BEGIN Extracted entries

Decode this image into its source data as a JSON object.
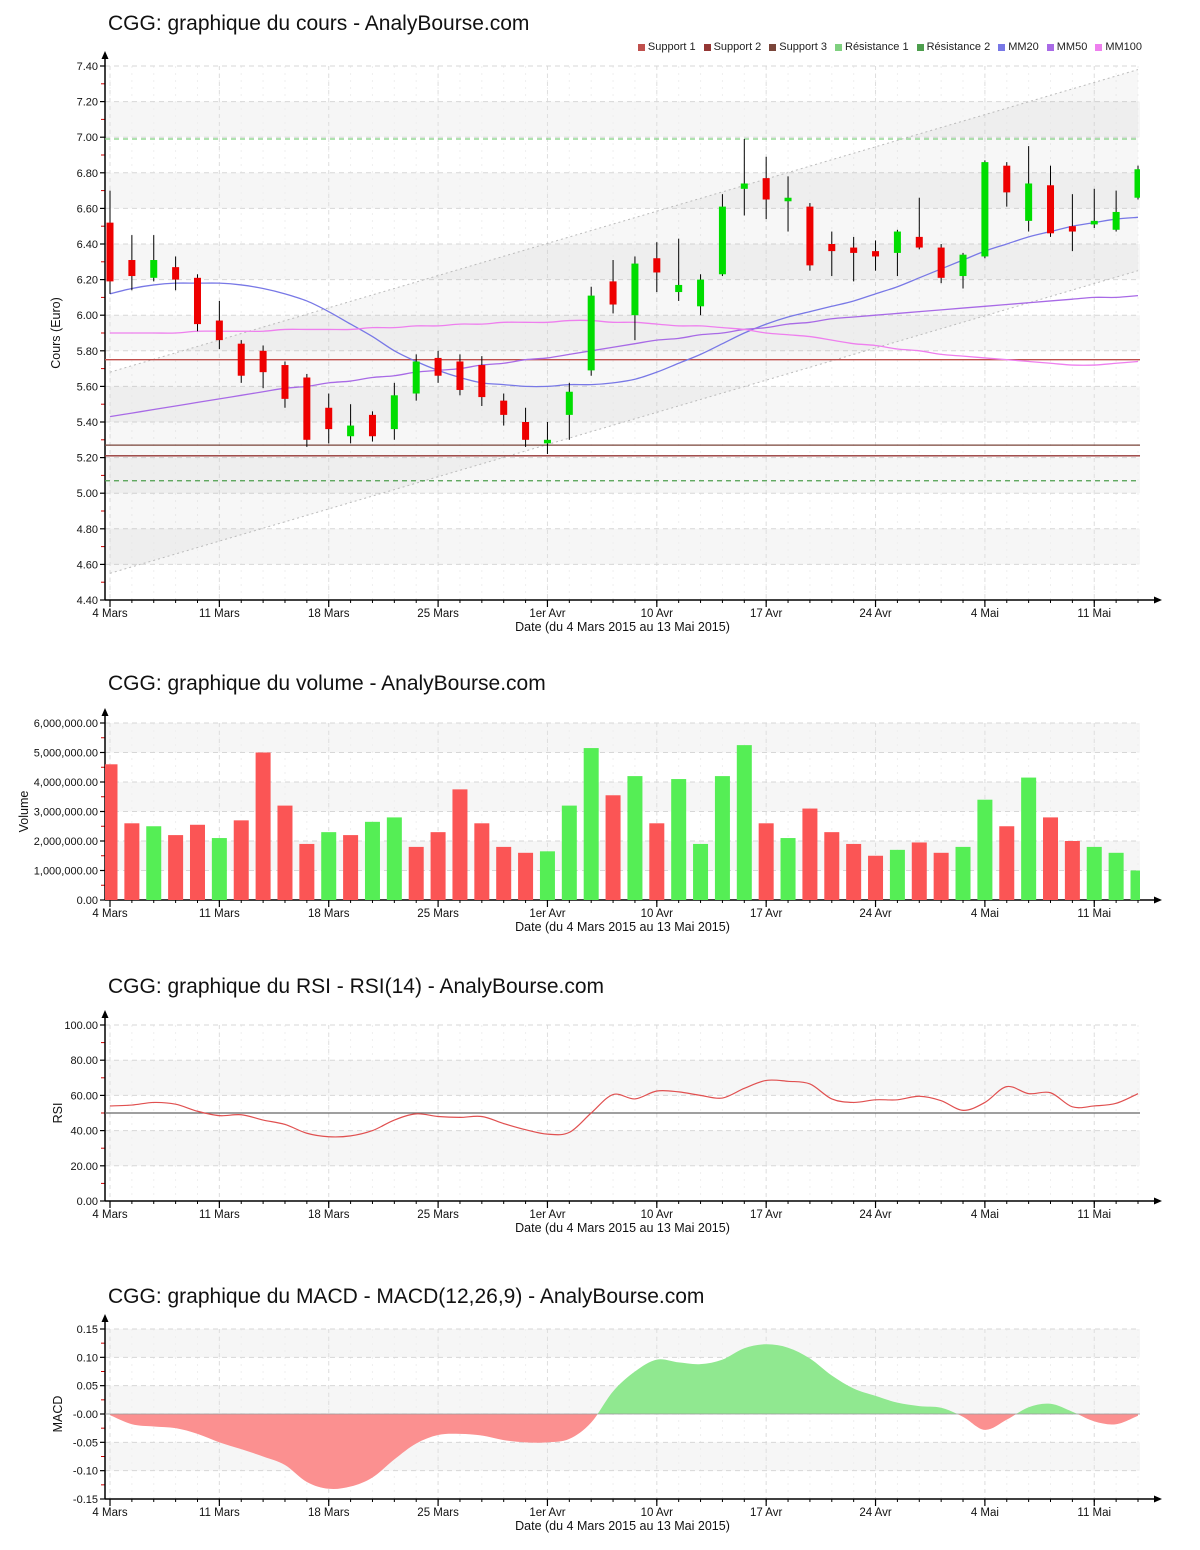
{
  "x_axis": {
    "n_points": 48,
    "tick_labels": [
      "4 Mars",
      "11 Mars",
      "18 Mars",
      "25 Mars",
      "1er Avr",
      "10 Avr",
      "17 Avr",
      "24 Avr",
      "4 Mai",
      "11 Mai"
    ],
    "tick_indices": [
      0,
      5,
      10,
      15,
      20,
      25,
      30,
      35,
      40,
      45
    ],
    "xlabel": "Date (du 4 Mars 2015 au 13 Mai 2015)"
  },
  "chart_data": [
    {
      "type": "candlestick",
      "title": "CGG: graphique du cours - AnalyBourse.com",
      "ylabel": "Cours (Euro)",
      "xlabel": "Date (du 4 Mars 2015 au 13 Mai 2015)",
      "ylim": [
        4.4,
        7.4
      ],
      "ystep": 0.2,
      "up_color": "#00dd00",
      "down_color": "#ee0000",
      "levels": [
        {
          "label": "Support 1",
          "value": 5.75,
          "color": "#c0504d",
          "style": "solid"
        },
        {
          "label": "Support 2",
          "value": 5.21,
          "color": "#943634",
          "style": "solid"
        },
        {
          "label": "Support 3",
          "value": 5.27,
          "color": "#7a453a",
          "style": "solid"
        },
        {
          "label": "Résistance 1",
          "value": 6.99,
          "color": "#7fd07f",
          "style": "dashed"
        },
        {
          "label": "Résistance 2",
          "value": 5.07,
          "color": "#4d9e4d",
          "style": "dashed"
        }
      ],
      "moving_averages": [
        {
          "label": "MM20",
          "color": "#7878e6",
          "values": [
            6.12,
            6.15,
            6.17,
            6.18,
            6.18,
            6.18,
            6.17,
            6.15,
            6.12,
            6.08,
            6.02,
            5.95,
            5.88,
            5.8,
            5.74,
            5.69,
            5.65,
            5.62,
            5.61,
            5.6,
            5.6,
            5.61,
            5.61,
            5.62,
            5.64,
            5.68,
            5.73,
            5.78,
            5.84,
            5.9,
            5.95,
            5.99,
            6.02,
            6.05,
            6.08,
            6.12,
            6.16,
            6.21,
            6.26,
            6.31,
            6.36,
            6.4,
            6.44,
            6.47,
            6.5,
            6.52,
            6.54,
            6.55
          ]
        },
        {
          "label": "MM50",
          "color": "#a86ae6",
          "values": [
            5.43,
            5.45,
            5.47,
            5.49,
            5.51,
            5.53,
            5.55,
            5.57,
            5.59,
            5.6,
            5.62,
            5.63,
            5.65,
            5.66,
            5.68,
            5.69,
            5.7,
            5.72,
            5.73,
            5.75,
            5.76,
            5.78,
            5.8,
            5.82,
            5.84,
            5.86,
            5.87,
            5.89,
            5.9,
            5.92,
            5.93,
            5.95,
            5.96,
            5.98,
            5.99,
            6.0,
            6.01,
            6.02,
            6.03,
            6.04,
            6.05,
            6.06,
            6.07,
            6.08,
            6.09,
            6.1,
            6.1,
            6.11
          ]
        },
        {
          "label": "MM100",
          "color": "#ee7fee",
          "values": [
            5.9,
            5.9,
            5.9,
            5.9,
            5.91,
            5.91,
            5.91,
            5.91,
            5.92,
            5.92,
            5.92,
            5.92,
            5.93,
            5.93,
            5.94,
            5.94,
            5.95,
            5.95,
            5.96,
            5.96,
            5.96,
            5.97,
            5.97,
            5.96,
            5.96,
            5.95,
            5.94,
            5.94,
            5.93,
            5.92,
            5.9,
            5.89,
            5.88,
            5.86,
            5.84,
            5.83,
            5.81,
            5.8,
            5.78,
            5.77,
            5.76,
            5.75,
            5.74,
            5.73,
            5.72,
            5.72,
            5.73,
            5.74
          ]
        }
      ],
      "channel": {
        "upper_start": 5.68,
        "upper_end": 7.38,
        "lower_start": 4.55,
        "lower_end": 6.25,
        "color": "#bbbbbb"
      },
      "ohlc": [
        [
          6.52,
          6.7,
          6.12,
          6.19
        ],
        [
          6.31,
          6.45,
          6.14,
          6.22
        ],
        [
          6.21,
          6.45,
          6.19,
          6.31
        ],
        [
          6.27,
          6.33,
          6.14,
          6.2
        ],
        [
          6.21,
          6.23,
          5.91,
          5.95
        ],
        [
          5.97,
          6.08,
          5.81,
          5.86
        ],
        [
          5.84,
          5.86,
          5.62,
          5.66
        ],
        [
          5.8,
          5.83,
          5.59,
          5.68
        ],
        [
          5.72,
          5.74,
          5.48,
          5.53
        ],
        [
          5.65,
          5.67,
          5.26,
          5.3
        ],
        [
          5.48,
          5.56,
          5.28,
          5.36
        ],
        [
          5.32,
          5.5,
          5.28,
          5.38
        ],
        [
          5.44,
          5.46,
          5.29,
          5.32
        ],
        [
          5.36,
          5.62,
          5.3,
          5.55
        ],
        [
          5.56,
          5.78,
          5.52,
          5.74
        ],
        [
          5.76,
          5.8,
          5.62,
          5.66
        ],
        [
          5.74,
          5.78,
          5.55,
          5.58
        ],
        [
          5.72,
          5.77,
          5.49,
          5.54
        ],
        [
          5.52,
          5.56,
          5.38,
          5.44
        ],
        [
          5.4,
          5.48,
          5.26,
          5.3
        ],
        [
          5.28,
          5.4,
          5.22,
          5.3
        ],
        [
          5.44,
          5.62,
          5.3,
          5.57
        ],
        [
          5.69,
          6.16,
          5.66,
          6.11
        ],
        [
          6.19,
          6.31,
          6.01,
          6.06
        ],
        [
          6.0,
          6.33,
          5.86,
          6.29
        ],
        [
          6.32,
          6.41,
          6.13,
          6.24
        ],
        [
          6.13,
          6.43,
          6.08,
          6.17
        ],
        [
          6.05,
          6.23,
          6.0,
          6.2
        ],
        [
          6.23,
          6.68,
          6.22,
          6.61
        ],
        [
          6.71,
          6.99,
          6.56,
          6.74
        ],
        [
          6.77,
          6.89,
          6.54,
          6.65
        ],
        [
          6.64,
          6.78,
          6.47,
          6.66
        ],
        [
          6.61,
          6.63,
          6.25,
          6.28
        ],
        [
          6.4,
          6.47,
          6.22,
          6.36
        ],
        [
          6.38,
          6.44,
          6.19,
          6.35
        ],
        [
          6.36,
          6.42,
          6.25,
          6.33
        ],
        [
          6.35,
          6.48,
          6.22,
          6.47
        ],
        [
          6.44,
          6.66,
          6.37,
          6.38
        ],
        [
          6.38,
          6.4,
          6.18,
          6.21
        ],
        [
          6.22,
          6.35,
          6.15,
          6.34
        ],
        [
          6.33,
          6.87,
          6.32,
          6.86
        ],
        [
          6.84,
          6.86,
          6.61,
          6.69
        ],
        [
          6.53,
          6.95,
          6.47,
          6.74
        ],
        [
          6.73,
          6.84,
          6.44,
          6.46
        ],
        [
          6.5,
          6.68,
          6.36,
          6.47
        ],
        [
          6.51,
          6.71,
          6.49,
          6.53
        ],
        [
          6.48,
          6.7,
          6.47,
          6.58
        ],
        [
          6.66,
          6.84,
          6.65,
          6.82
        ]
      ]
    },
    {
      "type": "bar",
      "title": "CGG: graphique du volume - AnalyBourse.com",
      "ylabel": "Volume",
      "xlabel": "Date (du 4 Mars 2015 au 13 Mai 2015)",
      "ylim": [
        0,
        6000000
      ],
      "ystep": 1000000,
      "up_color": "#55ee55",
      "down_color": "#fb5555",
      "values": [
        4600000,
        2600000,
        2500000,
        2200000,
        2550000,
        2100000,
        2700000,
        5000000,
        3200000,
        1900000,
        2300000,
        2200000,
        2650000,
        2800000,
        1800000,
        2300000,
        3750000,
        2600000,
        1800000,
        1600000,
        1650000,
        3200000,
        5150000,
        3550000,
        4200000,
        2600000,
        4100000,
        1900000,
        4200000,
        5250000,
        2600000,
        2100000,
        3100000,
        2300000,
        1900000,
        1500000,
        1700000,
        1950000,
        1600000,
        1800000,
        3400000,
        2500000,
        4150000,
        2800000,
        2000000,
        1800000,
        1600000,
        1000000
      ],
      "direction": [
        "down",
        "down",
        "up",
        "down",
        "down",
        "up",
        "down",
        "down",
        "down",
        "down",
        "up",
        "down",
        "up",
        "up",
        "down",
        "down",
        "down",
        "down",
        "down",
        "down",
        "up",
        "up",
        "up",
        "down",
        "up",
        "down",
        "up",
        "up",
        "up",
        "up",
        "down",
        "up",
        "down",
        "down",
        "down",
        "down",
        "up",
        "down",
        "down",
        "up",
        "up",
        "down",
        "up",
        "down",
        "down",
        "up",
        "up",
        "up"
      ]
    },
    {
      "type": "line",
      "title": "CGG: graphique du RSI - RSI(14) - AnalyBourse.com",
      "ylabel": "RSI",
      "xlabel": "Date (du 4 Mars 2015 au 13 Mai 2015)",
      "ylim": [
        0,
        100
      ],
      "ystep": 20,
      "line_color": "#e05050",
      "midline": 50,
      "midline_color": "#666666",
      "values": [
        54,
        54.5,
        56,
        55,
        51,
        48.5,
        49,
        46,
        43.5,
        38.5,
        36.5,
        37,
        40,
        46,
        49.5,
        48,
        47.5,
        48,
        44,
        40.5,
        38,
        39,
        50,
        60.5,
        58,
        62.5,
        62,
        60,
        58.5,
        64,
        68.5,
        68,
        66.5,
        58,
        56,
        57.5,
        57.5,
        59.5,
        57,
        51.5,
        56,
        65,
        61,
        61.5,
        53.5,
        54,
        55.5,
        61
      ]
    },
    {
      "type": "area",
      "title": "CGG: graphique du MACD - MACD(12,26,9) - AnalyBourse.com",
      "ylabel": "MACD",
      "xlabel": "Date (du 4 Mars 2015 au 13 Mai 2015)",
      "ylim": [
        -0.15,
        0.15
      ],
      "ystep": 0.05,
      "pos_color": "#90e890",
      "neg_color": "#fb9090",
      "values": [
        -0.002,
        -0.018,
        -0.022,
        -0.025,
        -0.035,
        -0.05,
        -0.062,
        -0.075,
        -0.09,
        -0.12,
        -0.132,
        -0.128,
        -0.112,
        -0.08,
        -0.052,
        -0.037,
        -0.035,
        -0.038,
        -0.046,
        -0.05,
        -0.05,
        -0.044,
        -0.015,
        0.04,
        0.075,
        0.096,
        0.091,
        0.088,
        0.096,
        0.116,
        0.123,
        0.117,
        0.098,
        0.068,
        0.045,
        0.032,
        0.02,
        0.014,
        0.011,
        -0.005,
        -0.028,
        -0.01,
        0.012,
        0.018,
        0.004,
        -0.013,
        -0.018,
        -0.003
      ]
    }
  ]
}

END Extracted entries
BEGIN Extracted entries

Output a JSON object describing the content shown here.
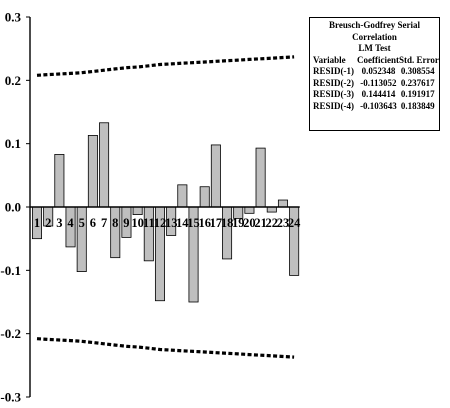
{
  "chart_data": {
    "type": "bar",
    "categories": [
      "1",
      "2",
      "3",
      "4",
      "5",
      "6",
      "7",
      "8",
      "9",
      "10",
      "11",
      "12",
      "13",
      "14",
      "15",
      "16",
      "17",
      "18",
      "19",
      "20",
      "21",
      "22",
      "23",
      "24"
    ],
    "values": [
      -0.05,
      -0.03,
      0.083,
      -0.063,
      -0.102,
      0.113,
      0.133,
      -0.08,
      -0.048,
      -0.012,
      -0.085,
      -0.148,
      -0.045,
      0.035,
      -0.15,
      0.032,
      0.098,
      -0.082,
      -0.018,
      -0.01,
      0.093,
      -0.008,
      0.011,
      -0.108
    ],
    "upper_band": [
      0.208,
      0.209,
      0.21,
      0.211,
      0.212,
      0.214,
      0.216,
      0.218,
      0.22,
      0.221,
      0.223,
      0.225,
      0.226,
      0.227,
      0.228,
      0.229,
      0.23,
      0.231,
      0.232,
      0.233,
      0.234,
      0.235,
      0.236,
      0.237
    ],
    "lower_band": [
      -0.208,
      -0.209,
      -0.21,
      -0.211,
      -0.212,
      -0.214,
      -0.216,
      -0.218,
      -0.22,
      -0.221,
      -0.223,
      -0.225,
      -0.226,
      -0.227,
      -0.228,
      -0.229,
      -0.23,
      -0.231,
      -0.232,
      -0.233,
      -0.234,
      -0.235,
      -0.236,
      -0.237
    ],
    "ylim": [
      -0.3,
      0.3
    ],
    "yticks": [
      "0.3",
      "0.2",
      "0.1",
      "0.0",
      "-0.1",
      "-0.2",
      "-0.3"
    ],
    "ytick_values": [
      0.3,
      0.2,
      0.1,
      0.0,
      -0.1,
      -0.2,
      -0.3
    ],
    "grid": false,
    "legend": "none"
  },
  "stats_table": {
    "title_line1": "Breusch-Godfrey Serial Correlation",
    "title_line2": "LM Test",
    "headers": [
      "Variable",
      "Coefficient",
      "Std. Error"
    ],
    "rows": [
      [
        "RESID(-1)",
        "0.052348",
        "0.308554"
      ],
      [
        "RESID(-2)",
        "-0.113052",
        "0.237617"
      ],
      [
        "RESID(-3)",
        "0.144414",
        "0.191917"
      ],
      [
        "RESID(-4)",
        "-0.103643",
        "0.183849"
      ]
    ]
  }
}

END Extracted entries
BEGIN Extracted entries

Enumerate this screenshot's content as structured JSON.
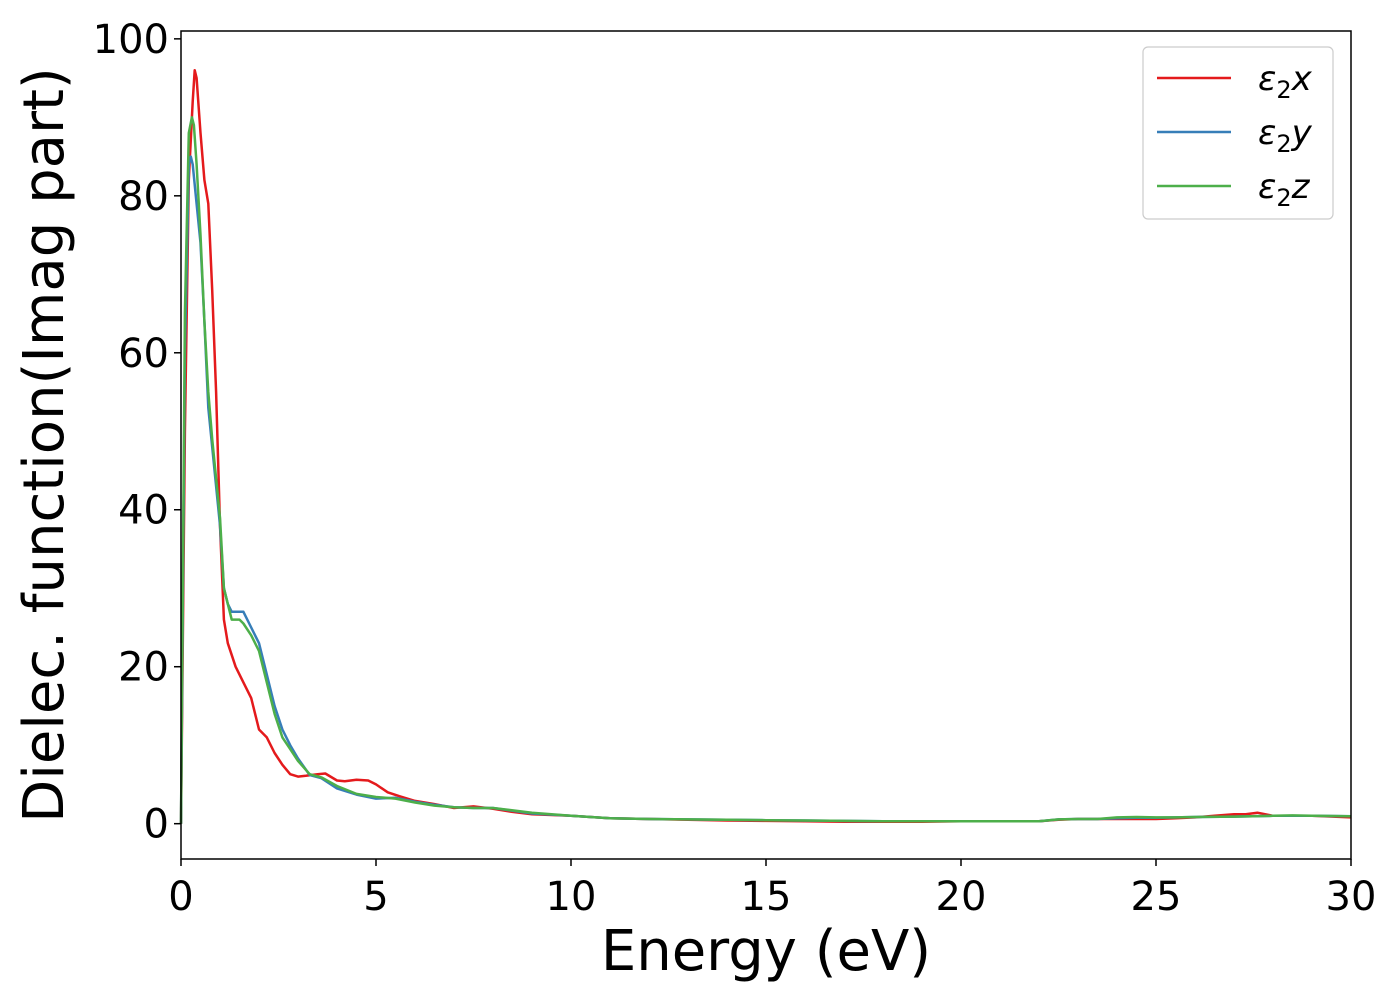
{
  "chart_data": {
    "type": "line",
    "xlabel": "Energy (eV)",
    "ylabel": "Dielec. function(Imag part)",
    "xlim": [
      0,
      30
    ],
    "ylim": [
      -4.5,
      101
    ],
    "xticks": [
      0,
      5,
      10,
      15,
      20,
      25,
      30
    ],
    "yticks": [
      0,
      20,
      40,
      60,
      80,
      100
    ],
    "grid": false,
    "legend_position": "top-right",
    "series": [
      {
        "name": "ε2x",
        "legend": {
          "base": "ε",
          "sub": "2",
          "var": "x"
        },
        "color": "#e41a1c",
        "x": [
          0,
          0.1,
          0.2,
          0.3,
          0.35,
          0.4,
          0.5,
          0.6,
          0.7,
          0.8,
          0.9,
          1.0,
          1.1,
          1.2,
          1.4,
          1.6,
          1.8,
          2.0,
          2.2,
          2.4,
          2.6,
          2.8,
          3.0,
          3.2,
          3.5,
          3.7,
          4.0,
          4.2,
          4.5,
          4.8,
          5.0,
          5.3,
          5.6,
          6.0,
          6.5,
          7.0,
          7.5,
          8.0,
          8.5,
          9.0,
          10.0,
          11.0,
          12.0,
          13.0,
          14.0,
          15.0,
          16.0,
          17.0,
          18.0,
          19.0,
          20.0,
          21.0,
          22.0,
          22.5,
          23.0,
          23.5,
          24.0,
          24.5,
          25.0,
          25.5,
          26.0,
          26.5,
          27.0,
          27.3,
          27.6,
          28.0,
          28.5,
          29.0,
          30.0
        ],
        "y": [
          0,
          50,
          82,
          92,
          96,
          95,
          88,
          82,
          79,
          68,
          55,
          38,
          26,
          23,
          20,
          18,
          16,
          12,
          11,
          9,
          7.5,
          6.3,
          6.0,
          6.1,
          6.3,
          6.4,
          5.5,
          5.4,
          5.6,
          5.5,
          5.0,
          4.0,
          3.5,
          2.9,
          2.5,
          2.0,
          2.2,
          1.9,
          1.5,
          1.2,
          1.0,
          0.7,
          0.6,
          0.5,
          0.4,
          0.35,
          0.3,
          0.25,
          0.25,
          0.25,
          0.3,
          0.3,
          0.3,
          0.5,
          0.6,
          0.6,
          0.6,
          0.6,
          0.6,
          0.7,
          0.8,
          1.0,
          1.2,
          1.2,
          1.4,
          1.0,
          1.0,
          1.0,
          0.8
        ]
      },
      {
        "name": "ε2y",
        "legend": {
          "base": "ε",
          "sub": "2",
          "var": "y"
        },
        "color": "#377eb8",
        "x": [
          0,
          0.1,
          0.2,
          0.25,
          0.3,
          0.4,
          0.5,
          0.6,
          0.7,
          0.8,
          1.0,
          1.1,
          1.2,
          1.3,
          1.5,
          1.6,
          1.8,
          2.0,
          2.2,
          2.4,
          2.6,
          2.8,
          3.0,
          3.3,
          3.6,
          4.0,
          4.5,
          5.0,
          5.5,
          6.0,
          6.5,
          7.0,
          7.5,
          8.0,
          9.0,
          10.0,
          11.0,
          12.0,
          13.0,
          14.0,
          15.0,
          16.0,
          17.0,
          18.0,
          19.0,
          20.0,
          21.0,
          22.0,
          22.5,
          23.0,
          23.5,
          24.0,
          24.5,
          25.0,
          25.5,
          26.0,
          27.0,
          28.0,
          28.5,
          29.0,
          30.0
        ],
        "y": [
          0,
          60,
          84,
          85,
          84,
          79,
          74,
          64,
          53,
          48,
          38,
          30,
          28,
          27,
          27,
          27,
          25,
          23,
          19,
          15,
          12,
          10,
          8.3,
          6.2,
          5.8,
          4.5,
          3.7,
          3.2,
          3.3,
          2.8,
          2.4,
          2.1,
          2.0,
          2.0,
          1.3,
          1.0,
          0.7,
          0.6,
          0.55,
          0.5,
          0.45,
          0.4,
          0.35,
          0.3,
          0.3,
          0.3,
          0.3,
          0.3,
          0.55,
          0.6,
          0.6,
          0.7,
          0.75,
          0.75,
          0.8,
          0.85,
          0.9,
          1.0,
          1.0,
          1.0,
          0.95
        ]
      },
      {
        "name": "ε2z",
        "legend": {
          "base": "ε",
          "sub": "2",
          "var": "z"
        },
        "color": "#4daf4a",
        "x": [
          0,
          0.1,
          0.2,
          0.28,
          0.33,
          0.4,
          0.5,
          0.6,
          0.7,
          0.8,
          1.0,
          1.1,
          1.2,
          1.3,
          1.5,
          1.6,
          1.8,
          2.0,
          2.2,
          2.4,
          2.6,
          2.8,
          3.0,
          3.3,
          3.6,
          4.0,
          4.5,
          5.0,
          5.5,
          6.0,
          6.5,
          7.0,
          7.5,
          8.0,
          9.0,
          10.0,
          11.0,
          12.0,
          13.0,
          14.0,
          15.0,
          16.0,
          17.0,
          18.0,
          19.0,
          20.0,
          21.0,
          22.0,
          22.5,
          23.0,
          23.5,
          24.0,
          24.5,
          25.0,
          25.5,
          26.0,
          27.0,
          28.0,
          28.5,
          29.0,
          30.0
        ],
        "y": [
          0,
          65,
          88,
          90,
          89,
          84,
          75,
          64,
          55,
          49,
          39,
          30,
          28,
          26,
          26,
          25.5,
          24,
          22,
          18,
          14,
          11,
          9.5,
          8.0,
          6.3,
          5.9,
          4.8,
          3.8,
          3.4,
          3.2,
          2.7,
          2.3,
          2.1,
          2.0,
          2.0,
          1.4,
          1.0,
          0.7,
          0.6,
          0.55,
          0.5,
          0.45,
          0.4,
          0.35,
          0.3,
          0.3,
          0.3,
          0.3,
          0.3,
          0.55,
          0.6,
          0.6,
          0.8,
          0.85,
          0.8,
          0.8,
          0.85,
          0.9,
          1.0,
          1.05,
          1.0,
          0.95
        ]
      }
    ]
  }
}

END Extracted entries

→ **Stated exercise**
What is the number of lines that contain "AnalyBourse"? Reply with that number alone.

→ **Solution for this problem**
4